Stated exercise: Set down, in full, every record in the block.

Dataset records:
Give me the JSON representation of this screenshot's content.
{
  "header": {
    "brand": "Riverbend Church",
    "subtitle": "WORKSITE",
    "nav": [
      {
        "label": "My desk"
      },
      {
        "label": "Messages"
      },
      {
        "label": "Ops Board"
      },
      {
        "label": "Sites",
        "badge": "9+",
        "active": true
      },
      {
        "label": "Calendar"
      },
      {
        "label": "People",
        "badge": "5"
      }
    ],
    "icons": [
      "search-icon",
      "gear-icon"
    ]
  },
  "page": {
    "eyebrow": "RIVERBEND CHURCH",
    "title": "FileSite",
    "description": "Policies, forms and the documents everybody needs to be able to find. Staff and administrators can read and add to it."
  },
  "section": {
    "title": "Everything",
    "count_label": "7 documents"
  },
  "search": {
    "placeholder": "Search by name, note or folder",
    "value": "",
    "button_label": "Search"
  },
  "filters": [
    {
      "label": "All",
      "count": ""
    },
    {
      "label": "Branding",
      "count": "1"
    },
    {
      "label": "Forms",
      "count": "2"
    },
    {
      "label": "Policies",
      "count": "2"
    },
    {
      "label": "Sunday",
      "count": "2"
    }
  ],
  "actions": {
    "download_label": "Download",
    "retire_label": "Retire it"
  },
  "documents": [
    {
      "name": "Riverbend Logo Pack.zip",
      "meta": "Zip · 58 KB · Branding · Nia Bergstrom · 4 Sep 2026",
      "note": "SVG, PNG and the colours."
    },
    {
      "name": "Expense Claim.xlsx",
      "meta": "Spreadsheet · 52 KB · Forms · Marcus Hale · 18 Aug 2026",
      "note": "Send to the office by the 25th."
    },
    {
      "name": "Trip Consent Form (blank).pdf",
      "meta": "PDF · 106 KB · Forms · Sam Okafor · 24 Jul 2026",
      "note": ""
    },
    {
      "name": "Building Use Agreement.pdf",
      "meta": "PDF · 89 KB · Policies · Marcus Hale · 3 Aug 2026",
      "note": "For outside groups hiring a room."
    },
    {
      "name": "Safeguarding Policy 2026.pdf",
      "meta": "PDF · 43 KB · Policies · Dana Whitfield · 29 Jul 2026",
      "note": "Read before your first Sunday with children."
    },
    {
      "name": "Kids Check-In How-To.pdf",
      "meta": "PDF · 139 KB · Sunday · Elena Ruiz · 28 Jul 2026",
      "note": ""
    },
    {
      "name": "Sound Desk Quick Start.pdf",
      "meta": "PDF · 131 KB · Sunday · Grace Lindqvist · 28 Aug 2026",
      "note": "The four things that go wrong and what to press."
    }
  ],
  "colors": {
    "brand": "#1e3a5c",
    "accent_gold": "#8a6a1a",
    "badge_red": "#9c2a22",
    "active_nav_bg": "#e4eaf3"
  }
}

The solution:
Give me the JSON representation of this screenshot's content.
{
  "header": {
    "brand": "Riverbend Church",
    "subtitle": "WORKSITE",
    "nav": [
      {
        "label": "My desk"
      },
      {
        "label": "Messages"
      },
      {
        "label": "Ops Board"
      },
      {
        "label": "Sites",
        "badge": "9+",
        "active": true
      },
      {
        "label": "Calendar"
      },
      {
        "label": "People",
        "badge": "5"
      }
    ],
    "icons": [
      "search-icon",
      "gear-icon"
    ]
  },
  "page": {
    "eyebrow": "RIVERBEND CHURCH",
    "title": "FileSite",
    "description": "Policies, forms and the documents everybody needs to be able to find. Staff and administrators can read and add to it."
  },
  "section": {
    "title": "Everything",
    "count_label": "7 documents"
  },
  "search": {
    "placeholder": "Search by name, note or folder",
    "value": "",
    "button_label": "Search"
  },
  "filters": [
    {
      "label": "All",
      "count": ""
    },
    {
      "label": "Branding",
      "count": "1"
    },
    {
      "label": "Forms",
      "count": "2"
    },
    {
      "label": "Policies",
      "count": "2"
    },
    {
      "label": "Sunday",
      "count": "2"
    }
  ],
  "actions": {
    "download_label": "Download",
    "retire_label": "Retire it"
  },
  "documents": [
    {
      "name": "Riverbend Logo Pack.zip",
      "meta": "Zip · 58 KB · Branding · Nia Bergstrom · 4 Sep 2026",
      "note": "SVG, PNG and the colours."
    },
    {
      "name": "Expense Claim.xlsx",
      "meta": "Spreadsheet · 52 KB · Forms · Marcus Hale · 18 Aug 2026",
      "note": "Send to the office by the 25th."
    },
    {
      "name": "Trip Consent Form (blank).pdf",
      "meta": "PDF · 106 KB · Forms · Sam Okafor · 24 Jul 2026",
      "note": ""
    },
    {
      "name": "Building Use Agreement.pdf",
      "meta": "PDF · 89 KB · Policies · Marcus Hale · 3 Aug 2026",
      "note": "For outside groups hiring a room."
    },
    {
      "name": "Safeguarding Policy 2026.pdf",
      "meta": "PDF · 43 KB · Policies · Dana Whitfield · 29 Jul 2026",
      "note": "Read before your first Sunday with children."
    },
    {
      "name": "Kids Check-In How-To.pdf",
      "meta": "PDF · 139 KB · Sunday · Elena Ruiz · 28 Jul 2026",
      "note": ""
    },
    {
      "name": "Sound Desk Quick Start.pdf",
      "meta": "PDF · 131 KB · Sunday · Grace Lindqvist · 28 Aug 2026",
      "note": "The four things that go wrong and what to press."
    }
  ],
  "colors": {
    "brand": "#1e3a5c",
    "accent_gold": "#8a6a1a",
    "badge_red": "#9c2a22",
    "active_nav_bg": "#e4eaf3"
  }
}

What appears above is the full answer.